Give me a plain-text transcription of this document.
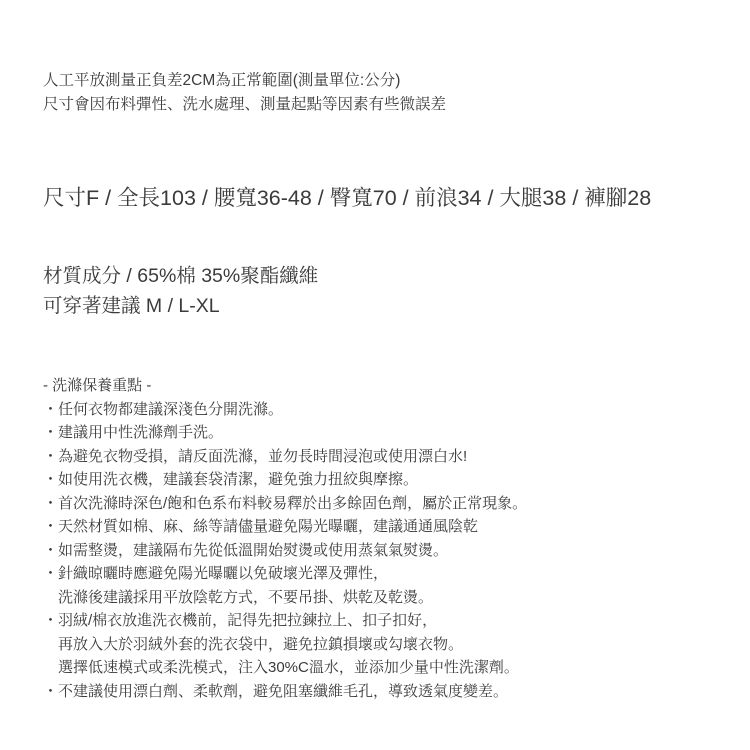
人工平放測量正負差2CM為正常範圍(測量單位:公分)

尺寸會因布料彈性、洗水處理、測量起點等因素有些微誤差

尺寸F / 全長103 / 腰寬36-48 / 臀寬70 / 前浪34 / 大腿38 / 褲腳28

材質成分 / 65%棉 35%聚酯纖維

可穿著建議 M / L-XL

- 洗滌保養重點 -

・任何衣物都建議深淺色分開洗滌。

・建議用中性洗滌劑手洗。

・為避免衣物受損，請反面洗滌，並勿長時間浸泡或使用漂白水!

・如使用洗衣機，建議套袋清潔，避免強力扭絞與摩擦。

・首次洗滌時深色/飽和色系布料較易釋於出多餘固色劑，屬於正常現象。

・天然材質如棉、麻、絲等請儘量避免陽光曝曬，建議通通風陰乾

・如需整燙，建議隔布先從低溫開始熨燙或使用蒸氣氣熨燙。

・針織晾曬時應避免陽光曝曬以免破壞光澤及彈性，

洗滌後建議採用平放陰乾方式，不要吊掛、烘乾及乾燙。

・羽絨/棉衣放進洗衣機前，記得先把拉鍊拉上、扣子扣好，

再放入大於羽絨外套的洗衣袋中，避免拉鎮損壞或勾壞衣物。

選擇低速模式或柔洗模式，注入30%C溫水，並添加少量中性洗潔劑。

・不建議使用漂白劑、柔軟劑，避免阻塞纖維毛孔，導致透氣度變差。
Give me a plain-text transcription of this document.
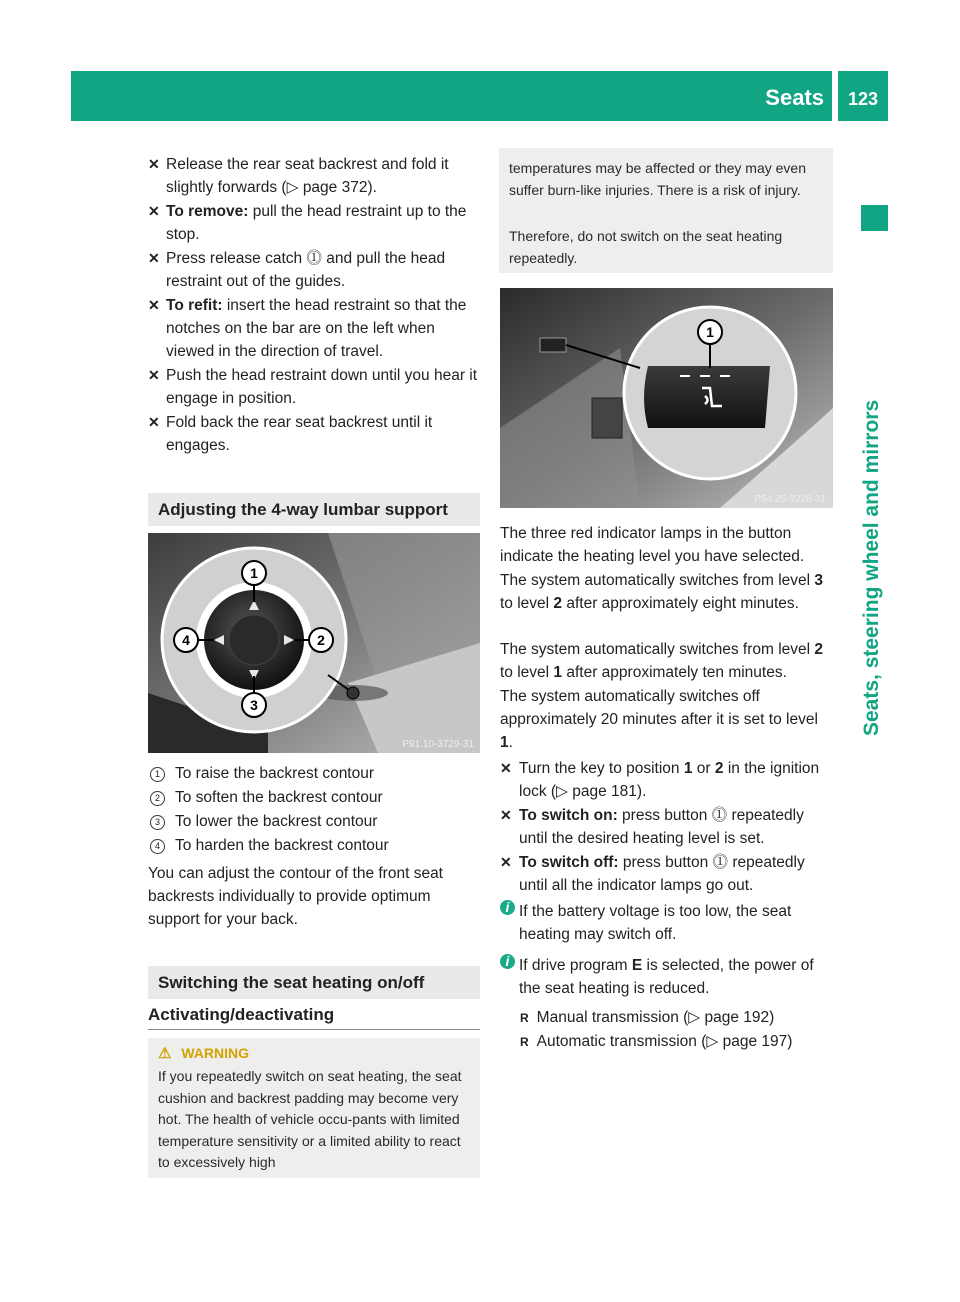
Seats	123
Seats, steering wheel and mirrors
✕ Release the rear seat backrest and fold it slightly forwards (▷ page 372).
✕ To remove: pull the head restraint up to the stop.
✕ Press release catch ⓵ and pull the head restraint out of the guides.
✕ To refit: insert the head restraint so that the notches on the bar are on the left when viewed in the direction of travel.
✕ Push the head restraint down until you hear it engage in position.
✕ Fold back the rear seat backrest until it engages.
Adjusting the 4-way lumbar support
1
2
3
4
P91.10-3729-31
1 To raise the backrest contour
2 To soften the backrest contour
3 To lower the backrest contour
4 To harden the backrest contour
You can adjust the contour of the front seat backrests individually to provide optimum support for your back.
Switching the seat heating on/off
Activating/deactivating
⚠ WARNING
If you repeatedly switch on seat heating, the seat cushion and backrest padding may become very hot. The health of vehicle occu-pants with limited temperature sensitivity or a limited ability to react to excessively high
temperatures may be affected or they may even suffer burn-like injuries. There is a risk of injury.
Therefore, do not switch on the seat heating repeatedly.
1
P54.25-9228-31
The three red indicator lamps in the button indicate the heating level you have selected.
The system automatically switches from level 3 to level 2 after approximately eight minutes.
The system automatically switches from level 2 to level 1 after approximately ten minutes.
The system automatically switches off approximately 20 minutes after it is set to level 1.
✕ Turn the key to position 1 or 2 in the ignition lock (▷ page 181).
✕ To switch on: press button ⓵ repeatedly until the desired heating level is set.
✕ To switch off: press button ⓵ repeatedly until all the indicator lamps go out.
i If the battery voltage is too low, the seat heating may switch off.
i If drive program E is selected, the power of the seat heating is reduced.
R Manual transmission (▷ page 192)
R Automatic transmission (▷ page 197)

┄┄┄┄┄┄

> _WHAT YOU SHOULD DO_: Report every line in the data above in which the word "minutes" appears.

> _RESULT OF THIS EXERCISE_:
The system automatically switches from level 3 to level 2 after approximately eight minutes.
The system automatically switches from level 2 to level 1 after approximately ten minutes.
The system automatically switches off approximately 20 minutes after it is set to level 1.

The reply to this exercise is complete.